Output every entry exactly as given.

_DATASET RECORDS_
__________

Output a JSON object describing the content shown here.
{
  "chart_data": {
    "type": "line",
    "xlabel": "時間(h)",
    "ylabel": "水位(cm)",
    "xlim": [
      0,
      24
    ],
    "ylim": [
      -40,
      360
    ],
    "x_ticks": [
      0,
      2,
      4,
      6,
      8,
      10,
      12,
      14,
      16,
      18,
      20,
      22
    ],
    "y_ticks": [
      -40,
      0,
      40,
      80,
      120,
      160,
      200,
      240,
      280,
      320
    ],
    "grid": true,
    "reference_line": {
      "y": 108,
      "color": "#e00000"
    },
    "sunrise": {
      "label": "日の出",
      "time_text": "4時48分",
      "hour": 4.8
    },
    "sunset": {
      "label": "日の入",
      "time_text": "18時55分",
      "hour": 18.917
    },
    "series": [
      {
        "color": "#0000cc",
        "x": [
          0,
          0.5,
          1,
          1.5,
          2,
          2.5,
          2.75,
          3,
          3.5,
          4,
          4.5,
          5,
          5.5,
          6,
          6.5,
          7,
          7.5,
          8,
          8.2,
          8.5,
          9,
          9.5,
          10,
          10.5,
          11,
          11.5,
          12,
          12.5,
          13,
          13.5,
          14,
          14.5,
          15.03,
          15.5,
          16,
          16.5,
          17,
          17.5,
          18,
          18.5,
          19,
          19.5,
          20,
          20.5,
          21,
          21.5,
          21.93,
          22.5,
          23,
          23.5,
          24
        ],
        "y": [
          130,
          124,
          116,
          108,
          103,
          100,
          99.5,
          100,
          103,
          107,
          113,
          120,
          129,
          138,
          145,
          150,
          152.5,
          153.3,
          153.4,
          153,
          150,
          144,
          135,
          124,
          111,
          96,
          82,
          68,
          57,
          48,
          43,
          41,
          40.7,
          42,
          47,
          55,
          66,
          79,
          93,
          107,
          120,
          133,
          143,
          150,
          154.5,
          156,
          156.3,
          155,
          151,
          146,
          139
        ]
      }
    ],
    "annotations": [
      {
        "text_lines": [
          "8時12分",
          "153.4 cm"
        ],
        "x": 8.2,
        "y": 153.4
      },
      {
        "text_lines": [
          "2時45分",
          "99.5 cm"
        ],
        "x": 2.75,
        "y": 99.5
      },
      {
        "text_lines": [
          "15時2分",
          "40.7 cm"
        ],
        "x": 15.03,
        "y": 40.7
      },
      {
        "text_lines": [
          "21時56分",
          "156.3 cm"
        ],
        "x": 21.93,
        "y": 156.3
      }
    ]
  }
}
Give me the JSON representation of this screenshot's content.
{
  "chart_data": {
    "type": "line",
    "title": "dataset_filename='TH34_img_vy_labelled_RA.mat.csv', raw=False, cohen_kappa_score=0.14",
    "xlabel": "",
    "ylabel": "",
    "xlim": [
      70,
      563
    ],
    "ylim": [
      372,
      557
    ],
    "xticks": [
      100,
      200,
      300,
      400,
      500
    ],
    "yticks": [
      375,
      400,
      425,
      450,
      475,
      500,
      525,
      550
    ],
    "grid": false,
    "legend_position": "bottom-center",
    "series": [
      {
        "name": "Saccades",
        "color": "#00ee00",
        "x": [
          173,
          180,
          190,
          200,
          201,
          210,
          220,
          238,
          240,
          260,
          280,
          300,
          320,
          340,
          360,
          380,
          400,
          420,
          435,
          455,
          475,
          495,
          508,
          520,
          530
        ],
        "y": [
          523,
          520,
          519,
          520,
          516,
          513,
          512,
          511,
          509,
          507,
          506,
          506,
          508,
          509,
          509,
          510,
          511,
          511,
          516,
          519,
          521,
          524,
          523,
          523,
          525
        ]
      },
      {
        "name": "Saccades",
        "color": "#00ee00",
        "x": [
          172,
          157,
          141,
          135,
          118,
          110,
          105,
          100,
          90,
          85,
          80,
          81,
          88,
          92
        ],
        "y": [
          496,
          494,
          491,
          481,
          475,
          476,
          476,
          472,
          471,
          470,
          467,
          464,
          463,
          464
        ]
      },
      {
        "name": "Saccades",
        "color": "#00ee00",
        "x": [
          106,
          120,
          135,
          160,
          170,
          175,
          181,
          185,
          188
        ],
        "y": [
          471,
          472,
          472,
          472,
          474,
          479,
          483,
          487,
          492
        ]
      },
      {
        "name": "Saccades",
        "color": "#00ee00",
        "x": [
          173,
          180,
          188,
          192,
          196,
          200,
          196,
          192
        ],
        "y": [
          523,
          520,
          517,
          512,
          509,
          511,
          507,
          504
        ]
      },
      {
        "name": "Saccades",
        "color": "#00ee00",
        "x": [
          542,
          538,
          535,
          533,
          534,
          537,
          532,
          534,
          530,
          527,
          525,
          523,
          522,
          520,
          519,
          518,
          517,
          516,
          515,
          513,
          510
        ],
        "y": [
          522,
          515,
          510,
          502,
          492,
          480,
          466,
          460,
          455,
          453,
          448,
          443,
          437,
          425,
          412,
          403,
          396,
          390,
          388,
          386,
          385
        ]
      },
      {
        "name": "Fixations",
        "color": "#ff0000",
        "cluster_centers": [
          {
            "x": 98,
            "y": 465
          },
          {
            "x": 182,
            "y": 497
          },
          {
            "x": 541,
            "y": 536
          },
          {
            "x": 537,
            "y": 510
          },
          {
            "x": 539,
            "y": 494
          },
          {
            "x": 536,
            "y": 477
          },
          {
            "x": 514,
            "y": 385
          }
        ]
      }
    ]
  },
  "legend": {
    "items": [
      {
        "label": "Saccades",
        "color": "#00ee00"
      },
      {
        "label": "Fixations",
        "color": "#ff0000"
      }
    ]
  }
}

__________

_SOLUTION_
Output a JSON object describing the content shown here.
{
  "chart_data": {
    "type": "line",
    "xlabel": "時間(h)",
    "ylabel": "水位(cm)",
    "xlim": [
      0,
      24
    ],
    "ylim": [
      -40,
      360
    ],
    "x_ticks": [
      0,
      2,
      4,
      6,
      8,
      10,
      12,
      14,
      16,
      18,
      20,
      22
    ],
    "y_ticks": [
      -40,
      0,
      40,
      80,
      120,
      160,
      200,
      240,
      280,
      320
    ],
    "grid": true,
    "reference_line": {
      "y": 108,
      "color": "#e00000"
    },
    "sunrise": {
      "label": "日の出",
      "time_text": "4時48分",
      "hour": 4.8
    },
    "sunset": {
      "label": "日の入",
      "time_text": "18時55分",
      "hour": 18.917
    },
    "series": [
      {
        "color": "#0000cc",
        "x": [
          0,
          0.5,
          1,
          1.5,
          2,
          2.5,
          2.75,
          3,
          3.5,
          4,
          4.5,
          5,
          5.5,
          6,
          6.5,
          7,
          7.5,
          8,
          8.2,
          8.5,
          9,
          9.5,
          10,
          10.5,
          11,
          11.5,
          12,
          12.5,
          13,
          13.5,
          14,
          14.5,
          15.03,
          15.5,
          16,
          16.5,
          17,
          17.5,
          18,
          18.5,
          19,
          19.5,
          20,
          20.5,
          21,
          21.5,
          21.93,
          22.5,
          23,
          23.5,
          24
        ],
        "y": [
          130,
          124,
          116,
          108,
          103,
          100,
          99.5,
          100,
          103,
          107,
          113,
          120,
          129,
          138,
          145,
          150,
          152.5,
          153.3,
          153.4,
          153,
          150,
          144,
          135,
          124,
          111,
          96,
          82,
          68,
          57,
          48,
          43,
          41,
          40.7,
          42,
          47,
          55,
          66,
          79,
          93,
          107,
          120,
          133,
          143,
          150,
          154.5,
          156,
          156.3,
          155,
          151,
          146,
          139
        ]
      }
    ],
    "annotations": [
      {
        "text_lines": [
          "8時12分",
          "153.4 cm"
        ],
        "x": 8.2,
        "y": 153.4
      },
      {
        "text_lines": [
          "2時45分",
          "99.5 cm"
        ],
        "x": 2.75,
        "y": 99.5
      },
      {
        "text_lines": [
          "15時2分",
          "40.7 cm"
        ],
        "x": 15.03,
        "y": 40.7
      },
      {
        "text_lines": [
          "21時56分",
          "156.3 cm"
        ],
        "x": 21.93,
        "y": 156.3
      }
    ]
  }
}
Give me the JSON representation of this screenshot's content.
{
  "chart_data": {
    "type": "line",
    "title": "dataset_filename='TH34_img_vy_labelled_RA.mat.csv', raw=False, cohen_kappa_score=0.14",
    "xlabel": "",
    "ylabel": "",
    "xlim": [
      70,
      563
    ],
    "ylim": [
      372,
      557
    ],
    "xticks": [
      100,
      200,
      300,
      400,
      500
    ],
    "yticks": [
      375,
      400,
      425,
      450,
      475,
      500,
      525,
      550
    ],
    "grid": false,
    "legend_position": "bottom-center",
    "series": [
      {
        "name": "Saccades",
        "color": "#00ee00",
        "x": [
          173,
          180,
          190,
          200,
          201,
          210,
          220,
          238,
          240,
          260,
          280,
          300,
          320,
          340,
          360,
          380,
          400,
          420,
          435,
          455,
          475,
          495,
          508,
          520,
          530
        ],
        "y": [
          523,
          520,
          519,
          520,
          516,
          513,
          512,
          511,
          509,
          507,
          506,
          506,
          508,
          509,
          509,
          510,
          511,
          511,
          516,
          519,
          521,
          524,
          523,
          523,
          525
        ]
      },
      {
        "name": "Saccades",
        "color": "#00ee00",
        "x": [
          172,
          157,
          141,
          135,
          118,
          110,
          105,
          100,
          90,
          85,
          80,
          81,
          88,
          92
        ],
        "y": [
          496,
          494,
          491,
          481,
          475,
          476,
          476,
          472,
          471,
          470,
          467,
          464,
          463,
          464
        ]
      },
      {
        "name": "Saccades",
        "color": "#00ee00",
        "x": [
          106,
          120,
          135,
          160,
          170,
          175,
          181,
          185,
          188
        ],
        "y": [
          471,
          472,
          472,
          472,
          474,
          479,
          483,
          487,
          492
        ]
      },
      {
        "name": "Saccades",
        "color": "#00ee00",
        "x": [
          173,
          180,
          188,
          192,
          196,
          200,
          196,
          192
        ],
        "y": [
          523,
          520,
          517,
          512,
          509,
          511,
          507,
          504
        ]
      },
      {
        "name": "Saccades",
        "color": "#00ee00",
        "x": [
          542,
          538,
          535,
          533,
          534,
          537,
          532,
          534,
          530,
          527,
          525,
          523,
          522,
          520,
          519,
          518,
          517,
          516,
          515,
          513,
          510
        ],
        "y": [
          522,
          515,
          510,
          502,
          492,
          480,
          466,
          460,
          455,
          453,
          448,
          443,
          437,
          425,
          412,
          403,
          396,
          390,
          388,
          386,
          385
        ]
      },
      {
        "name": "Fixations",
        "color": "#ff0000",
        "cluster_centers": [
          {
            "x": 98,
            "y": 465
          },
          {
            "x": 182,
            "y": 497
          },
          {
            "x": 541,
            "y": 536
          },
          {
            "x": 537,
            "y": 510
          },
          {
            "x": 539,
            "y": 494
          },
          {
            "x": 536,
            "y": 477
          },
          {
            "x": 514,
            "y": 385
          }
        ]
      }
    ]
  },
  "legend": {
    "items": [
      {
        "label": "Saccades",
        "color": "#00ee00"
      },
      {
        "label": "Fixations",
        "color": "#ff0000"
      }
    ]
  }
}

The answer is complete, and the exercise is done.